+++ Stored records

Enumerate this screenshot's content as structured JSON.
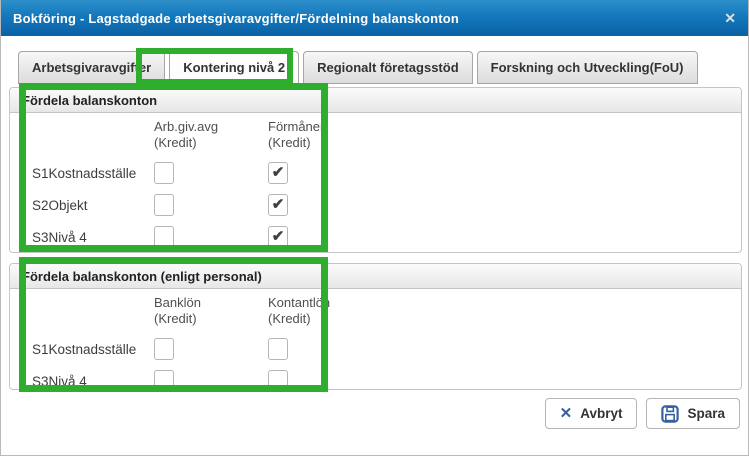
{
  "dialog": {
    "title": "Bokföring - Lagstadgade arbetsgivaravgifter/Fördelning balanskonton"
  },
  "tabs": [
    {
      "label": "Arbetsgivaravgifter",
      "active": false
    },
    {
      "label": "Kontering nivå 2",
      "active": true,
      "annotated": true
    },
    {
      "label": "Regionalt företagsstöd",
      "active": false
    },
    {
      "label": "Forskning och Utveckling(FoU)",
      "active": false
    }
  ],
  "sections": [
    {
      "title": "Fördela balanskonton",
      "columns": [
        {
          "line1": "Arb.giv.avg",
          "line2": "(Kredit)"
        },
        {
          "line1": "Förmåner",
          "line2": "(Kredit)"
        }
      ],
      "rows": [
        {
          "label": "S1Kostnadsställe",
          "checks": [
            false,
            true
          ]
        },
        {
          "label": "S2Objekt",
          "checks": [
            false,
            true
          ]
        },
        {
          "label": "S3Nivå 4",
          "checks": [
            false,
            true
          ]
        }
      ]
    },
    {
      "title": "Fördela balanskonton (enligt personal)",
      "columns": [
        {
          "line1": "Banklön",
          "line2": "(Kredit)"
        },
        {
          "line1": "Kontantlön",
          "line2": "(Kredit)"
        }
      ],
      "rows": [
        {
          "label": "S1Kostnadsställe",
          "checks": [
            false,
            false
          ]
        },
        {
          "label": "S3Nivå 4",
          "checks": [
            false,
            false
          ]
        }
      ]
    }
  ],
  "footer": {
    "cancel_label": "Avbryt",
    "save_label": "Spara"
  },
  "glyphs": {
    "close_x": "✕",
    "cancel_x": "✕",
    "checkmark": "✔"
  },
  "colors": {
    "titlebar_top": "#2d8fc9",
    "titlebar_mid": "#1478bd",
    "titlebar_bottom": "#0b61a4",
    "annotation_green": "#2fae2e",
    "button_icon_blue": "#38609f"
  }
}
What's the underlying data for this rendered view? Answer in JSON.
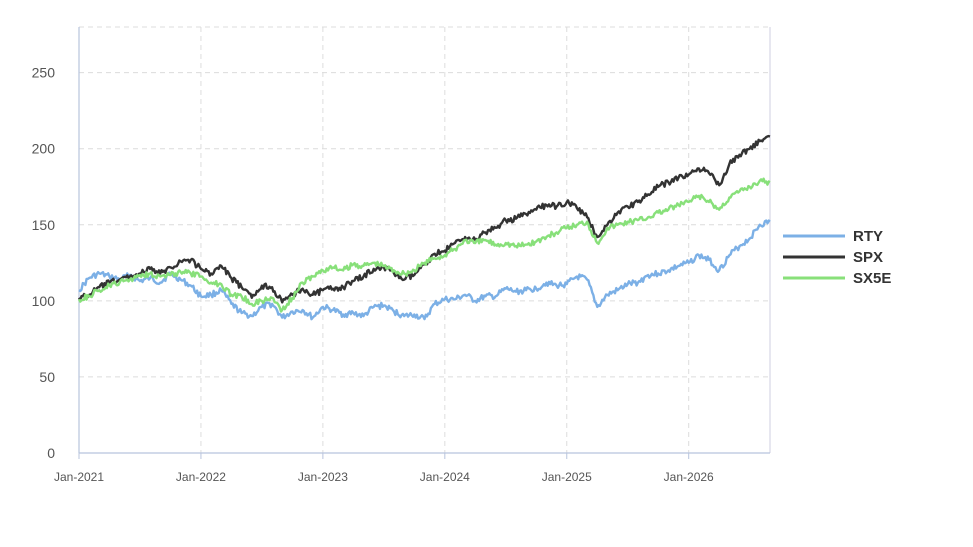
{
  "chart_data": {
    "type": "line",
    "x_axis": {
      "type": "date",
      "start": "2021-01",
      "end": "2026-09",
      "tick_labels": [
        "Jan-2021",
        "Jan-2022",
        "Jan-2023",
        "Jan-2024",
        "Jan-2025",
        "Jan-2026"
      ],
      "tick_dates": [
        "2021-01",
        "2022-01",
        "2023-01",
        "2024-01",
        "2025-01",
        "2026-01"
      ]
    },
    "y_axis": {
      "ylim": [
        0,
        280
      ],
      "ticks": [
        0,
        50,
        100,
        150,
        200,
        250
      ]
    },
    "grid": true,
    "legend": "right",
    "dates": [
      "2021-01",
      "2021-02",
      "2021-03",
      "2021-04",
      "2021-05",
      "2021-06",
      "2021-07",
      "2021-08",
      "2021-09",
      "2021-10",
      "2021-11",
      "2021-12",
      "2022-01",
      "2022-02",
      "2022-03",
      "2022-04",
      "2022-05",
      "2022-06",
      "2022-07",
      "2022-08",
      "2022-09",
      "2022-10",
      "2022-11",
      "2022-12",
      "2023-01",
      "2023-02",
      "2023-03",
      "2023-04",
      "2023-05",
      "2023-06",
      "2023-07",
      "2023-08",
      "2023-09",
      "2023-10",
      "2023-11",
      "2023-12",
      "2024-01",
      "2024-02",
      "2024-03",
      "2024-04",
      "2024-05",
      "2024-06",
      "2024-07",
      "2024-08",
      "2024-09",
      "2024-10",
      "2024-11",
      "2024-12",
      "2025-01",
      "2025-02",
      "2025-03",
      "2025-04",
      "2025-05",
      "2025-06",
      "2025-07",
      "2025-08",
      "2025-09",
      "2025-10",
      "2025-11",
      "2025-12",
      "2026-01",
      "2026-02",
      "2026-03",
      "2026-04",
      "2026-05",
      "2026-06",
      "2026-07",
      "2026-08",
      "2026-09"
    ],
    "series": [
      {
        "name": "RTY",
        "color": "#7cb0e6",
        "values": [
          107,
          115,
          118,
          116,
          114,
          117,
          113,
          115,
          112,
          118,
          114,
          110,
          103,
          104,
          107,
          98,
          92,
          90,
          96,
          98,
          89,
          93,
          94,
          89,
          96,
          94,
          91,
          92,
          90,
          96,
          97,
          93,
          90,
          91,
          88,
          98,
          101,
          101,
          104,
          100,
          103,
          103,
          108,
          106,
          107,
          108,
          112,
          110,
          111,
          116,
          114,
          96,
          104,
          107,
          111,
          112,
          117,
          118,
          120,
          123,
          125,
          130,
          127,
          120,
          130,
          136,
          141,
          150,
          152
        ]
      },
      {
        "name": "SPX",
        "color": "#333333",
        "values": [
          102,
          104,
          109,
          112,
          114,
          116,
          118,
          121,
          118,
          122,
          126,
          127,
          121,
          118,
          123,
          115,
          109,
          102,
          110,
          109,
          99,
          104,
          108,
          104,
          107,
          108,
          109,
          113,
          116,
          121,
          122,
          118,
          114,
          117,
          124,
          131,
          133,
          138,
          142,
          140,
          145,
          148,
          153,
          154,
          157,
          160,
          163,
          162,
          165,
          161,
          155,
          142,
          150,
          158,
          162,
          165,
          170,
          175,
          178,
          181,
          183,
          187,
          184,
          176,
          190,
          196,
          200,
          205,
          208
        ]
      },
      {
        "name": "SX5E",
        "color": "#88e07a",
        "values": [
          101,
          103,
          107,
          110,
          112,
          114,
          117,
          118,
          116,
          117,
          119,
          118,
          116,
          112,
          111,
          104,
          103,
          98,
          100,
          102,
          94,
          102,
          112,
          116,
          120,
          122,
          120,
          124,
          123,
          125,
          123,
          120,
          118,
          120,
          125,
          128,
          130,
          134,
          140,
          138,
          140,
          137,
          138,
          136,
          137,
          139,
          142,
          145,
          148,
          150,
          152,
          138,
          148,
          150,
          152,
          153,
          155,
          158,
          160,
          163,
          165,
          169,
          165,
          160,
          168,
          172,
          175,
          179,
          178
        ]
      }
    ]
  }
}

++++++

Written request: Reproduce the records above exactly, leaving out every picture they contain.

Exercise answer:
Enumerate this screenshot's content as structured JSON.
{
  "dialog": {
    "title": "Bokföring - Lagstadgade arbetsgivaravgifter/Fördelning balanskonton"
  },
  "tabs": [
    {
      "label": "Arbetsgivaravgifter",
      "active": false
    },
    {
      "label": "Kontering nivå 2",
      "active": true,
      "annotated": true
    },
    {
      "label": "Regionalt företagsstöd",
      "active": false
    },
    {
      "label": "Forskning och Utveckling(FoU)",
      "active": false
    }
  ],
  "sections": [
    {
      "title": "Fördela balanskonton",
      "columns": [
        {
          "line1": "Arb.giv.avg",
          "line2": "(Kredit)"
        },
        {
          "line1": "Förmåner",
          "line2": "(Kredit)"
        }
      ],
      "rows": [
        {
          "label": "S1Kostnadsställe",
          "checks": [
            false,
            true
          ]
        },
        {
          "label": "S2Objekt",
          "checks": [
            false,
            true
          ]
        },
        {
          "label": "S3Nivå 4",
          "checks": [
            false,
            true
          ]
        }
      ]
    },
    {
      "title": "Fördela balanskonton (enligt personal)",
      "columns": [
        {
          "line1": "Banklön",
          "line2": "(Kredit)"
        },
        {
          "line1": "Kontantlön",
          "line2": "(Kredit)"
        }
      ],
      "rows": [
        {
          "label": "S1Kostnadsställe",
          "checks": [
            false,
            false
          ]
        },
        {
          "label": "S3Nivå 4",
          "checks": [
            false,
            false
          ]
        }
      ]
    }
  ],
  "footer": {
    "cancel_label": "Avbryt",
    "save_label": "Spara"
  },
  "glyphs": {
    "close_x": "✕",
    "cancel_x": "✕",
    "checkmark": "✔"
  },
  "colors": {
    "titlebar_top": "#2d8fc9",
    "titlebar_mid": "#1478bd",
    "titlebar_bottom": "#0b61a4",
    "annotation_green": "#2fae2e",
    "button_icon_blue": "#38609f"
  }
}
What's the underlying data for this rendered view? Answer in JSON.
{
  "chart_data": {
    "type": "line",
    "x_axis": {
      "type": "date",
      "start": "2021-01",
      "end": "2026-09",
      "tick_labels": [
        "Jan-2021",
        "Jan-2022",
        "Jan-2023",
        "Jan-2024",
        "Jan-2025",
        "Jan-2026"
      ],
      "tick_dates": [
        "2021-01",
        "2022-01",
        "2023-01",
        "2024-01",
        "2025-01",
        "2026-01"
      ]
    },
    "y_axis": {
      "ylim": [
        0,
        280
      ],
      "ticks": [
        0,
        50,
        100,
        150,
        200,
        250
      ]
    },
    "grid": true,
    "legend": "right",
    "dates": [
      "2021-01",
      "2021-02",
      "2021-03",
      "2021-04",
      "2021-05",
      "2021-06",
      "2021-07",
      "2021-08",
      "2021-09",
      "2021-10",
      "2021-11",
      "2021-12",
      "2022-01",
      "2022-02",
      "2022-03",
      "2022-04",
      "2022-05",
      "2022-06",
      "2022-07",
      "2022-08",
      "2022-09",
      "2022-10",
      "2022-11",
      "2022-12",
      "2023-01",
      "2023-02",
      "2023-03",
      "2023-04",
      "2023-05",
      "2023-06",
      "2023-07",
      "2023-08",
      "2023-09",
      "2023-10",
      "2023-11",
      "2023-12",
      "2024-01",
      "2024-02",
      "2024-03",
      "2024-04",
      "2024-05",
      "2024-06",
      "2024-07",
      "2024-08",
      "2024-09",
      "2024-10",
      "2024-11",
      "2024-12",
      "2025-01",
      "2025-02",
      "2025-03",
      "2025-04",
      "2025-05",
      "2025-06",
      "2025-07",
      "2025-08",
      "2025-09",
      "2025-10",
      "2025-11",
      "2025-12",
      "2026-01",
      "2026-02",
      "2026-03",
      "2026-04",
      "2026-05",
      "2026-06",
      "2026-07",
      "2026-08",
      "2026-09"
    ],
    "series": [
      {
        "name": "RTY",
        "color": "#7cb0e6",
        "values": [
          107,
          115,
          118,
          116,
          114,
          117,
          113,
          115,
          112,
          118,
          114,
          110,
          103,
          104,
          107,
          98,
          92,
          90,
          96,
          98,
          89,
          93,
          94,
          89,
          96,
          94,
          91,
          92,
          90,
          96,
          97,
          93,
          90,
          91,
          88,
          98,
          101,
          101,
          104,
          100,
          103,
          103,
          108,
          106,
          107,
          108,
          112,
          110,
          111,
          116,
          114,
          96,
          104,
          107,
          111,
          112,
          117,
          118,
          120,
          123,
          125,
          130,
          127,
          120,
          130,
          136,
          141,
          150,
          152
        ]
      },
      {
        "name": "SPX",
        "color": "#333333",
        "values": [
          102,
          104,
          109,
          112,
          114,
          116,
          118,
          121,
          118,
          122,
          126,
          127,
          121,
          118,
          123,
          115,
          109,
          102,
          110,
          109,
          99,
          104,
          108,
          104,
          107,
          108,
          109,
          113,
          116,
          121,
          122,
          118,
          114,
          117,
          124,
          131,
          133,
          138,
          142,
          140,
          145,
          148,
          153,
          154,
          157,
          160,
          163,
          162,
          165,
          161,
          155,
          142,
          150,
          158,
          162,
          165,
          170,
          175,
          178,
          181,
          183,
          187,
          184,
          176,
          190,
          196,
          200,
          205,
          208
        ]
      },
      {
        "name": "SX5E",
        "color": "#88e07a",
        "values": [
          101,
          103,
          107,
          110,
          112,
          114,
          117,
          118,
          116,
          117,
          119,
          118,
          116,
          112,
          111,
          104,
          103,
          98,
          100,
          102,
          94,
          102,
          112,
          116,
          120,
          122,
          120,
          124,
          123,
          125,
          123,
          120,
          118,
          120,
          125,
          128,
          130,
          134,
          140,
          138,
          140,
          137,
          138,
          136,
          137,
          139,
          142,
          145,
          148,
          150,
          152,
          138,
          148,
          150,
          152,
          153,
          155,
          158,
          160,
          163,
          165,
          169,
          165,
          160,
          168,
          172,
          175,
          179,
          178
        ]
      }
    ]
  }
}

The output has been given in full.